**Data section**
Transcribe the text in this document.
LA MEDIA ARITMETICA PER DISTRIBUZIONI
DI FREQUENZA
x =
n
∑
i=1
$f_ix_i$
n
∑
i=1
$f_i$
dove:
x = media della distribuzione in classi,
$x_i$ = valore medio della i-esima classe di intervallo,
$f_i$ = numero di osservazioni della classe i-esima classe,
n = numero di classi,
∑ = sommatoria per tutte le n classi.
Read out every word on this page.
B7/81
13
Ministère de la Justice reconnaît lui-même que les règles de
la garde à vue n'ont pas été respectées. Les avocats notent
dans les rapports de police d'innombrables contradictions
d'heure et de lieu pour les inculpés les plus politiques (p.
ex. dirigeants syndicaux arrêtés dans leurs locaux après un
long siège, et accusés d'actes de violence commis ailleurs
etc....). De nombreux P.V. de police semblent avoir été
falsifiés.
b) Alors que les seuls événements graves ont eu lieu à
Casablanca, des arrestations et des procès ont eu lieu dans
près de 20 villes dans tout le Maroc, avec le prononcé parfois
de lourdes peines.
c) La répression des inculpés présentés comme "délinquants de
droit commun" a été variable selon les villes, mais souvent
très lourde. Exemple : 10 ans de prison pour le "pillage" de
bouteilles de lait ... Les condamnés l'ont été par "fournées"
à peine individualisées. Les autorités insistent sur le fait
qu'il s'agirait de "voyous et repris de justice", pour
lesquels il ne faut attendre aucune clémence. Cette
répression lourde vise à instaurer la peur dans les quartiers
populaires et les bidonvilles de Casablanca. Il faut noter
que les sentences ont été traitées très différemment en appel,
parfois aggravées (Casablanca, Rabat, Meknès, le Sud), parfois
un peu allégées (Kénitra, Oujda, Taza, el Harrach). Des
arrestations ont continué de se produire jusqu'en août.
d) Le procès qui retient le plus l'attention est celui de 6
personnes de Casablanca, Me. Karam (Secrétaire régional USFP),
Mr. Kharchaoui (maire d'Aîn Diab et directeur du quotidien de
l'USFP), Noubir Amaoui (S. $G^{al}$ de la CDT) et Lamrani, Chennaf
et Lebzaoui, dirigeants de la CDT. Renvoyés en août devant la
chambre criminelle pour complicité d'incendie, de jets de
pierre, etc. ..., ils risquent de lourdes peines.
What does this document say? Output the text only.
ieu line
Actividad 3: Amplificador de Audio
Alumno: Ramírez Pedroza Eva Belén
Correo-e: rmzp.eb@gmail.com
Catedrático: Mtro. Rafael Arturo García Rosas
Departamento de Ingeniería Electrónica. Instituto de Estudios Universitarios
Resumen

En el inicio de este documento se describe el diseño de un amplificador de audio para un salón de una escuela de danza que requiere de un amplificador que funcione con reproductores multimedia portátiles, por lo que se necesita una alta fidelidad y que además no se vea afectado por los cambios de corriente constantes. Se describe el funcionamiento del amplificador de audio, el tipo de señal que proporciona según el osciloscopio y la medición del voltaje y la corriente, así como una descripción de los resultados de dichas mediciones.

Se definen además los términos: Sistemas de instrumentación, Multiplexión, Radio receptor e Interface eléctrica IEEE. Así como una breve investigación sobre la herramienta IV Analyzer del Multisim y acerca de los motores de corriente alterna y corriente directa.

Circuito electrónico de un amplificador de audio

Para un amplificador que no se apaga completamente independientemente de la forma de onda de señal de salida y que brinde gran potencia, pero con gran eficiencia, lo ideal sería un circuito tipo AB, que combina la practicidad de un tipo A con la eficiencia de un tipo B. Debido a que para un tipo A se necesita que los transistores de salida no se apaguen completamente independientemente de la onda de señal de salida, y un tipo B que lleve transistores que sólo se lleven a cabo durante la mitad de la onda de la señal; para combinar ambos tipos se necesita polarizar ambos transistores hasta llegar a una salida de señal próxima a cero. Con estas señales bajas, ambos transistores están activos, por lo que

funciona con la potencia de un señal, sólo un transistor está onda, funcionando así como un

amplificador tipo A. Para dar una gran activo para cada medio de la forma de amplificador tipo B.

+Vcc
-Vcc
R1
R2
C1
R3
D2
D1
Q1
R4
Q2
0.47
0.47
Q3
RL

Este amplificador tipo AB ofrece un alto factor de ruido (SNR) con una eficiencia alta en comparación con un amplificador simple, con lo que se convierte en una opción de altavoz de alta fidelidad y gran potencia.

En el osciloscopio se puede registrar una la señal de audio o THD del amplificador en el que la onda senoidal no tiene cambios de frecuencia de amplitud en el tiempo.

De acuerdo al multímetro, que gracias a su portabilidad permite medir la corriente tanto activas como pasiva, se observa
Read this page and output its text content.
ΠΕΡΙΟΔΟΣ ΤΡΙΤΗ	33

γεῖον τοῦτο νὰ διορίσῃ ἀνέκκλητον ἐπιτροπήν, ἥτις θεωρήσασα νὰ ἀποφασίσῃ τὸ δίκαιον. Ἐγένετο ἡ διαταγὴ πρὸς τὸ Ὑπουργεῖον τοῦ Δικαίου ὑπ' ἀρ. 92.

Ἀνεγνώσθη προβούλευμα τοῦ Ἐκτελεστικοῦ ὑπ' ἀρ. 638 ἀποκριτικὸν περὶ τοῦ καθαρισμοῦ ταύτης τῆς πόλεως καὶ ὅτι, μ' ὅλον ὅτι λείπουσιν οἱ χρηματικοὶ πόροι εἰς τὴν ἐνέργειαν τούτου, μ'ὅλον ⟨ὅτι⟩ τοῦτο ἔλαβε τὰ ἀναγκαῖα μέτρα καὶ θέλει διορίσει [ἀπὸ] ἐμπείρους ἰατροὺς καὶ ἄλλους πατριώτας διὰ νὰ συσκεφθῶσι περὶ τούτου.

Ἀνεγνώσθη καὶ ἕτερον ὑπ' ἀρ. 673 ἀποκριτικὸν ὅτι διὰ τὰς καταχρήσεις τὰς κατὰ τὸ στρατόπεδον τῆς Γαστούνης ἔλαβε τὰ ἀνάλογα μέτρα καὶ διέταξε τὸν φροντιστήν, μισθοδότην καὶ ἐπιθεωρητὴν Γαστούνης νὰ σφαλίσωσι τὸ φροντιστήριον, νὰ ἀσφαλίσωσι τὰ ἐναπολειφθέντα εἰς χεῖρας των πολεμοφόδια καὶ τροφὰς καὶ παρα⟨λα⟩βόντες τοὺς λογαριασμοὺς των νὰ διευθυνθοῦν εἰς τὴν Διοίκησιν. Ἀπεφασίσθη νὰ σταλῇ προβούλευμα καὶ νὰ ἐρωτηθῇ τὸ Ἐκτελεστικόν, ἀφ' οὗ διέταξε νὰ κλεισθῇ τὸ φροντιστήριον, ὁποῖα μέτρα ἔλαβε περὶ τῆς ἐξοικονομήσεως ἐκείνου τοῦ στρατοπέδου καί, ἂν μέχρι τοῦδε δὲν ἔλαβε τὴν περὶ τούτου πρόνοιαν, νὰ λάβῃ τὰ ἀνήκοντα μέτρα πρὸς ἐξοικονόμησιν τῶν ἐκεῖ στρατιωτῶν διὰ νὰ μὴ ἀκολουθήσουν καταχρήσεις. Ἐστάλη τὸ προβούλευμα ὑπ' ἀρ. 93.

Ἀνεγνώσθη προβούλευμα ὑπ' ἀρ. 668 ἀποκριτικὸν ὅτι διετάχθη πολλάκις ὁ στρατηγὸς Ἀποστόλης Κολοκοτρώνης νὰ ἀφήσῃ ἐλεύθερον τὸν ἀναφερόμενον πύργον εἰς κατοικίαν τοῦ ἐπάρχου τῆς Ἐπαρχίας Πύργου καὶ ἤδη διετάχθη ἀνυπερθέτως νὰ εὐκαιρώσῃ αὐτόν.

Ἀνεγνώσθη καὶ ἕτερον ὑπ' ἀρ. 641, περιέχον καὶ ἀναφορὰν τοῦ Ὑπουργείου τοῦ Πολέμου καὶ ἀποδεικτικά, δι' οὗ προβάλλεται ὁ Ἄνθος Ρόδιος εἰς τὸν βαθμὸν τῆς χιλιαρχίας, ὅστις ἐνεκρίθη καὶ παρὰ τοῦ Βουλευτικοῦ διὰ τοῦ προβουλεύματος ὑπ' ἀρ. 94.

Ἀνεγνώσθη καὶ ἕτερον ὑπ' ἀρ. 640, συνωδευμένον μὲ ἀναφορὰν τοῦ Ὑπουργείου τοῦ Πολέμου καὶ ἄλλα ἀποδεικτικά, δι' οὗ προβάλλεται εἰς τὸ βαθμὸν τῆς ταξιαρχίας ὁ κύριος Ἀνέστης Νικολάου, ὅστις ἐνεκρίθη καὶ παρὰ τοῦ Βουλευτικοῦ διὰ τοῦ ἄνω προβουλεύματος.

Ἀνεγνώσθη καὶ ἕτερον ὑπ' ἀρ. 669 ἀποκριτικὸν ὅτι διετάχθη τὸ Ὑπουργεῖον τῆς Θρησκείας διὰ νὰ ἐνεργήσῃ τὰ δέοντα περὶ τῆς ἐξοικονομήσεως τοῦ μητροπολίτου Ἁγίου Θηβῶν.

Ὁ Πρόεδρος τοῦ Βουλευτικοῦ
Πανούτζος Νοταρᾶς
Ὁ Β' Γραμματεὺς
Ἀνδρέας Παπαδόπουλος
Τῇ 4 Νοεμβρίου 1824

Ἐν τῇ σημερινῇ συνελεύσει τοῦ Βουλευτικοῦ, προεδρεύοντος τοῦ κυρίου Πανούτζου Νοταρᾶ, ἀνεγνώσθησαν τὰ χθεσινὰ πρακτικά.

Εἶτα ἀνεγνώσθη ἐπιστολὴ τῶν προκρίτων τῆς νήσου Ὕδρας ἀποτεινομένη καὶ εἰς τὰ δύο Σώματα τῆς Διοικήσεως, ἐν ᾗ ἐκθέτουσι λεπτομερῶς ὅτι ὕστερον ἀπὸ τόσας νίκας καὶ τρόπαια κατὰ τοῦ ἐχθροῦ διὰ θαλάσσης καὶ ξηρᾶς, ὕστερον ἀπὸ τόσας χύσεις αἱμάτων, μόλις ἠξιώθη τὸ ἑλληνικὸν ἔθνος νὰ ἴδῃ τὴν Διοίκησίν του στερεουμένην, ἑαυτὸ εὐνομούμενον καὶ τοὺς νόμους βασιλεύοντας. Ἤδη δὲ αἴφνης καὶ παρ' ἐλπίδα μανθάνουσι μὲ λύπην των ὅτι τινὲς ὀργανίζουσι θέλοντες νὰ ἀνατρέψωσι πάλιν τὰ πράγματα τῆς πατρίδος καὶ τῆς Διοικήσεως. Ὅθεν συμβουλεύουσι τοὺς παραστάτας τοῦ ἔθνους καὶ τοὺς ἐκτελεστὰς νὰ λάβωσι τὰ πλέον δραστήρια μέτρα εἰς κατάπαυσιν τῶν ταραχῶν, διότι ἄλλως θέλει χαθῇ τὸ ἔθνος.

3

**Task**
Look through the listing and extract every line with "medio" in it.

**Final answer**
$x_i$ = valore medio della i-esima classe di intervallo,
amplificador tipo A. Para dar una gran activo para cada medio de la forma de amplificador tipo B.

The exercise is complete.